» **SHORT EXERCISE**
Copy each item below line for line without any changes, but leave out the pictures.

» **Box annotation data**
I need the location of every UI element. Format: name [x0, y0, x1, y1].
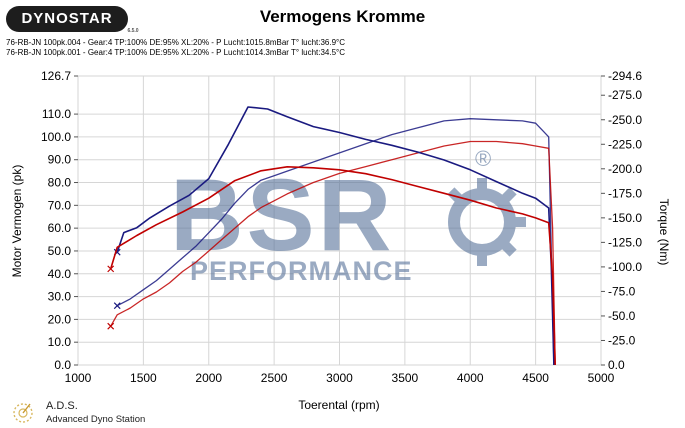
y2-tick-label: -175.0 — [608, 186, 642, 200]
ads-description: Advanced Dyno Station — [46, 414, 146, 425]
x-tick-label: 2500 — [261, 371, 288, 385]
y-tick-label: 80.0 — [48, 176, 72, 190]
y2-tick-label: -25.0 — [608, 333, 636, 347]
x-axis-label: Toerental (rpm) — [298, 398, 379, 412]
ads-logo-icon — [13, 403, 33, 423]
y2-tick-label: -275.0 — [608, 88, 642, 102]
x-tick-label: 2000 — [195, 371, 222, 385]
y-tick-label: 110.0 — [42, 107, 71, 121]
series-line-torque-run-004 — [116, 106, 555, 366]
y2-tick-label: -125.0 — [608, 235, 642, 249]
y-tick-label: 126.7 — [41, 69, 71, 83]
run-legend-1: 76-RB-JN 100pk.004 - Gear:4 TP:100% DE:9… — [6, 38, 346, 47]
x-tick-label: 4500 — [522, 371, 549, 385]
y-tick-label: 50.0 — [48, 244, 72, 258]
dynostar-version: 6.5.0 — [127, 28, 139, 34]
series-start-marker — [113, 302, 121, 310]
x-tick-label: 3000 — [326, 371, 353, 385]
y-tick-label: 20.0 — [48, 312, 72, 326]
y2-tick-label: -294.6 — [608, 69, 642, 83]
series-start-marker — [107, 265, 115, 273]
chart-title: Vermogens Kromme — [259, 7, 426, 26]
y2-tick-label: -225.0 — [608, 137, 642, 151]
y2-tick-label: -200.0 — [608, 162, 642, 176]
watermark-registered: ® — [475, 146, 491, 171]
curves — [107, 106, 556, 366]
y2-tick-label: -50.0 — [608, 309, 636, 323]
y-tick-label: 100.0 — [41, 130, 71, 144]
y2-tick-label: -150.0 — [608, 211, 642, 225]
x-tick-label: 1500 — [130, 371, 157, 385]
y-tick-label: 0.0 — [54, 358, 71, 372]
x-tick-label: 1000 — [65, 371, 92, 385]
y-axis-label: Motor Vermogen (pk) — [10, 165, 24, 278]
x-tick-label: 4000 — [457, 371, 484, 385]
y-tick-label: 70.0 — [48, 198, 72, 212]
y-tick-label: 40.0 — [48, 267, 72, 281]
run-legend-2: 76-RB-JN 100pk.001 - Gear:4 TP:100% DE:9… — [6, 48, 346, 57]
x-tick-label: 3500 — [392, 371, 419, 385]
series-line-torque-run-001 — [109, 166, 556, 366]
y-tick-label: 30.0 — [48, 290, 72, 304]
watermark-performance: PERFORMANCE — [190, 256, 413, 286]
y-tick-label: 60.0 — [48, 221, 72, 235]
y-tick-label: 10.0 — [48, 335, 72, 349]
ads-name: A.D.S. — [46, 400, 78, 412]
grid — [77, 75, 602, 366]
series-start-marker — [107, 322, 115, 330]
series-line-power-run-001 — [110, 140, 556, 366]
y2-tick-label: -75.0 — [608, 284, 636, 298]
dynostar-logo: DYNOSTAR 6.5.0 — [6, 6, 139, 34]
y2-tick-label: 0.0 — [608, 358, 625, 372]
dynostar-logo-text: DYNOSTAR — [21, 10, 113, 27]
x-tick-label: 5000 — [588, 371, 615, 385]
y-tick-label: 90.0 — [48, 153, 72, 167]
y2-tick-label: -250.0 — [608, 113, 642, 127]
axis-ticks: 1000 1500 2000 2500 3000 3500 4000 4500 50000.01… — [41, 69, 642, 385]
y2-axis-label: Torque (Nm) — [657, 199, 671, 266]
y2-tick-label: -100.0 — [608, 260, 642, 274]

» **RESULT**
I need the location of every UI element. Format: name [x0, y0, x1, y1].
y2-tick-label: -175.0 — [608, 186, 642, 200]
ads-description: Advanced Dyno Station — [46, 414, 146, 425]
x-tick-label: 2500 — [261, 371, 288, 385]
y-tick-label: 80.0 — [48, 176, 72, 190]
y2-tick-label: -25.0 — [608, 333, 636, 347]
x-axis-label: Toerental (rpm) — [298, 398, 379, 412]
ads-logo-icon — [13, 403, 33, 423]
y2-tick-label: -275.0 — [608, 88, 642, 102]
x-tick-label: 2000 — [195, 371, 222, 385]
y-tick-label: 110.0 — [42, 107, 71, 121]
series-line-torque-run-004 — [116, 106, 555, 366]
y2-tick-label: -125.0 — [608, 235, 642, 249]
y-tick-label: 126.7 — [41, 69, 71, 83]
run-legend-1: 76-RB-JN 100pk.004 - Gear:4 TP:100% DE:9… — [6, 38, 346, 47]
x-tick-label: 4500 — [522, 371, 549, 385]
y-tick-label: 50.0 — [48, 244, 72, 258]
dynostar-version: 6.5.0 — [127, 28, 139, 34]
series-start-marker — [113, 302, 121, 310]
x-tick-label: 3000 — [326, 371, 353, 385]
y-tick-label: 20.0 — [48, 312, 72, 326]
y2-tick-label: -294.6 — [608, 69, 642, 83]
series-start-marker — [107, 265, 115, 273]
chart-title: Vermogens Kromme — [259, 7, 426, 26]
y2-tick-label: -225.0 — [608, 137, 642, 151]
y2-tick-label: -200.0 — [608, 162, 642, 176]
watermark-registered: ® — [475, 146, 491, 171]
curves — [107, 106, 556, 366]
y2-tick-label: -50.0 — [608, 309, 636, 323]
y-tick-label: 100.0 — [41, 130, 71, 144]
y2-tick-label: -150.0 — [608, 211, 642, 225]
x-tick-label: 1500 — [130, 371, 157, 385]
y-tick-label: 0.0 — [54, 358, 71, 372]
x-tick-label: 1000 — [65, 371, 92, 385]
y-axis-label: Motor Vermogen (pk) — [10, 165, 24, 278]
x-tick-label: 4000 — [457, 371, 484, 385]
y-tick-label: 70.0 — [48, 198, 72, 212]
y-tick-label: 40.0 — [48, 267, 72, 281]
run-legend-2: 76-RB-JN 100pk.001 - Gear:4 TP:100% DE:9… — [6, 48, 346, 57]
x-tick-label: 3500 — [392, 371, 419, 385]
series-line-torque-run-001 — [109, 166, 556, 366]
y-tick-label: 30.0 — [48, 290, 72, 304]
watermark-performance: PERFORMANCE — [190, 256, 413, 286]
y-tick-label: 60.0 — [48, 221, 72, 235]
y-tick-label: 10.0 — [48, 335, 72, 349]
ads-name: A.D.S. — [46, 400, 78, 412]
grid — [77, 75, 602, 366]
series-start-marker — [107, 322, 115, 330]
series-line-power-run-001 — [110, 140, 556, 366]
y2-tick-label: -75.0 — [608, 284, 636, 298]
dynostar-logo: DYNOSTAR 6.5.0 — [6, 6, 139, 34]
y2-tick-label: 0.0 — [608, 358, 625, 372]
dynostar-logo-text: DYNOSTAR — [21, 10, 113, 27]
x-tick-label: 5000 — [588, 371, 615, 385]
y-tick-label: 90.0 — [48, 153, 72, 167]
y2-tick-label: -250.0 — [608, 113, 642, 127]
axis-ticks: 1000 1500 2000 2500 3000 3500 4000 4500 50000.01… — [41, 69, 642, 385]
y2-axis-label: Torque (Nm) — [657, 199, 671, 266]
y2-tick-label: -100.0 — [608, 260, 642, 274]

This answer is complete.